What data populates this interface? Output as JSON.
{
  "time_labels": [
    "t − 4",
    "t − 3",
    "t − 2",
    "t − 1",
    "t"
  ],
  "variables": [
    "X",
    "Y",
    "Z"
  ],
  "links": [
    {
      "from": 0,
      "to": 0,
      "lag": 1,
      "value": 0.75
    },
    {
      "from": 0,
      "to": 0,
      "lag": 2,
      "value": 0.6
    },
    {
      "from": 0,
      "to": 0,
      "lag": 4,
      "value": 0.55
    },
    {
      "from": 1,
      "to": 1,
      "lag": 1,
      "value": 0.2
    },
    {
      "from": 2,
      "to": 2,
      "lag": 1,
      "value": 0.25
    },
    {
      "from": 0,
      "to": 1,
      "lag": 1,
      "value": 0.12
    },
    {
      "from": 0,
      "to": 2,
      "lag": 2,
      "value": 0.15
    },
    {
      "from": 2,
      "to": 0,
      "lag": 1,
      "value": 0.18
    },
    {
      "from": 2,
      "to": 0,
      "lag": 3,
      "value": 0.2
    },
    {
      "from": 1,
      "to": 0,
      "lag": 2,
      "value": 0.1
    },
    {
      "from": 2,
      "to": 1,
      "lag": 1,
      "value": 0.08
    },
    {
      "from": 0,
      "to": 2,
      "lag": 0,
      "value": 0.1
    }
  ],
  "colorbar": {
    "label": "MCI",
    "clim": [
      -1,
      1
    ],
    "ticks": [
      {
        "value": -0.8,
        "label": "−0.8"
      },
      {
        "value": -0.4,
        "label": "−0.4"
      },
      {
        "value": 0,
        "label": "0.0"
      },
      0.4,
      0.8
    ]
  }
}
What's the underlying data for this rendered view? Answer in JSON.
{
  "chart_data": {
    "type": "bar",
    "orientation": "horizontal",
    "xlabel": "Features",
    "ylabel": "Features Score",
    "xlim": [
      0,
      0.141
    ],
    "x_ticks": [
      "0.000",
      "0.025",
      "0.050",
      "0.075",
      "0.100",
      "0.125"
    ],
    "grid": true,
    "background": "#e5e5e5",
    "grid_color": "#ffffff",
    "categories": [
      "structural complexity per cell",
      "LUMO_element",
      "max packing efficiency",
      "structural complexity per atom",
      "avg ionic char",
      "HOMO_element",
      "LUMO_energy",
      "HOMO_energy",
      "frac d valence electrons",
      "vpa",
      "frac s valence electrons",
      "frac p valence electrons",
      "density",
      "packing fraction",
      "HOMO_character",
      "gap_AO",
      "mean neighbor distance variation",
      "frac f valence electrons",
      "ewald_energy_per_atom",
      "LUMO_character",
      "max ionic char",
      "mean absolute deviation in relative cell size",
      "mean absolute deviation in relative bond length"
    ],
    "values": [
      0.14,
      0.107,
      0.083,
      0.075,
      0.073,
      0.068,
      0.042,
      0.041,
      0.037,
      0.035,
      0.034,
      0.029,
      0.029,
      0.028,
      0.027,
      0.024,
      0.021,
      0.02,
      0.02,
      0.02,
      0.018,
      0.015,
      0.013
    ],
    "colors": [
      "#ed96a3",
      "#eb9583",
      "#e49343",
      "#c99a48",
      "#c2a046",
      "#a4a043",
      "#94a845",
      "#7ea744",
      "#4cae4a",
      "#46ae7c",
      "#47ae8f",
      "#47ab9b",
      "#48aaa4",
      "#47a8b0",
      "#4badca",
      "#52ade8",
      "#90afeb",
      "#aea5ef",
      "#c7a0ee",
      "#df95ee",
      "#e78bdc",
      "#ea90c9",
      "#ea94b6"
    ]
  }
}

______________________________

◆ Work instructions
Copy out every line of the data above, exactly as given.

◆ Exercise answer
What data populates this interface? Output as JSON.
{
  "time_labels": [
    "t − 4",
    "t − 3",
    "t − 2",
    "t − 1",
    "t"
  ],
  "variables": [
    "X",
    "Y",
    "Z"
  ],
  "links": [
    {
      "from": 0,
      "to": 0,
      "lag": 1,
      "value": 0.75
    },
    {
      "from": 0,
      "to": 0,
      "lag": 2,
      "value": 0.6
    },
    {
      "from": 0,
      "to": 0,
      "lag": 4,
      "value": 0.55
    },
    {
      "from": 1,
      "to": 1,
      "lag": 1,
      "value": 0.2
    },
    {
      "from": 2,
      "to": 2,
      "lag": 1,
      "value": 0.25
    },
    {
      "from": 0,
      "to": 1,
      "lag": 1,
      "value": 0.12
    },
    {
      "from": 0,
      "to": 2,
      "lag": 2,
      "value": 0.15
    },
    {
      "from": 2,
      "to": 0,
      "lag": 1,
      "value": 0.18
    },
    {
      "from": 2,
      "to": 0,
      "lag": 3,
      "value": 0.2
    },
    {
      "from": 1,
      "to": 0,
      "lag": 2,
      "value": 0.1
    },
    {
      "from": 2,
      "to": 1,
      "lag": 1,
      "value": 0.08
    },
    {
      "from": 0,
      "to": 2,
      "lag": 0,
      "value": 0.1
    }
  ],
  "colorbar": {
    "label": "MCI",
    "clim": [
      -1,
      1
    ],
    "ticks": [
      {
        "value": -0.8,
        "label": "−0.8"
      },
      {
        "value": -0.4,
        "label": "−0.4"
      },
      {
        "value": 0,
        "label": "0.0"
      },
      0.4,
      0.8
    ]
  }
}
What's the underlying data for this rendered view? Answer in JSON.
{
  "chart_data": {
    "type": "bar",
    "orientation": "horizontal",
    "xlabel": "Features",
    "ylabel": "Features Score",
    "xlim": [
      0,
      0.141
    ],
    "x_ticks": [
      "0.000",
      "0.025",
      "0.050",
      "0.075",
      "0.100",
      "0.125"
    ],
    "grid": true,
    "background": "#e5e5e5",
    "grid_color": "#ffffff",
    "categories": [
      "structural complexity per cell",
      "LUMO_element",
      "max packing efficiency",
      "structural complexity per atom",
      "avg ionic char",
      "HOMO_element",
      "LUMO_energy",
      "HOMO_energy",
      "frac d valence electrons",
      "vpa",
      "frac s valence electrons",
      "frac p valence electrons",
      "density",
      "packing fraction",
      "HOMO_character",
      "gap_AO",
      "mean neighbor distance variation",
      "frac f valence electrons",
      "ewald_energy_per_atom",
      "LUMO_character",
      "max ionic char",
      "mean absolute deviation in relative cell size",
      "mean absolute deviation in relative bond length"
    ],
    "values": [
      0.14,
      0.107,
      0.083,
      0.075,
      0.073,
      0.068,
      0.042,
      0.041,
      0.037,
      0.035,
      0.034,
      0.029,
      0.029,
      0.028,
      0.027,
      0.024,
      0.021,
      0.02,
      0.02,
      0.02,
      0.018,
      0.015,
      0.013
    ],
    "colors": [
      "#ed96a3",
      "#eb9583",
      "#e49343",
      "#c99a48",
      "#c2a046",
      "#a4a043",
      "#94a845",
      "#7ea744",
      "#4cae4a",
      "#46ae7c",
      "#47ae8f",
      "#47ab9b",
      "#48aaa4",
      "#47a8b0",
      "#4badca",
      "#52ade8",
      "#90afeb",
      "#aea5ef",
      "#c7a0ee",
      "#df95ee",
      "#e78bdc",
      "#ea90c9",
      "#ea94b6"
    ]
  }
}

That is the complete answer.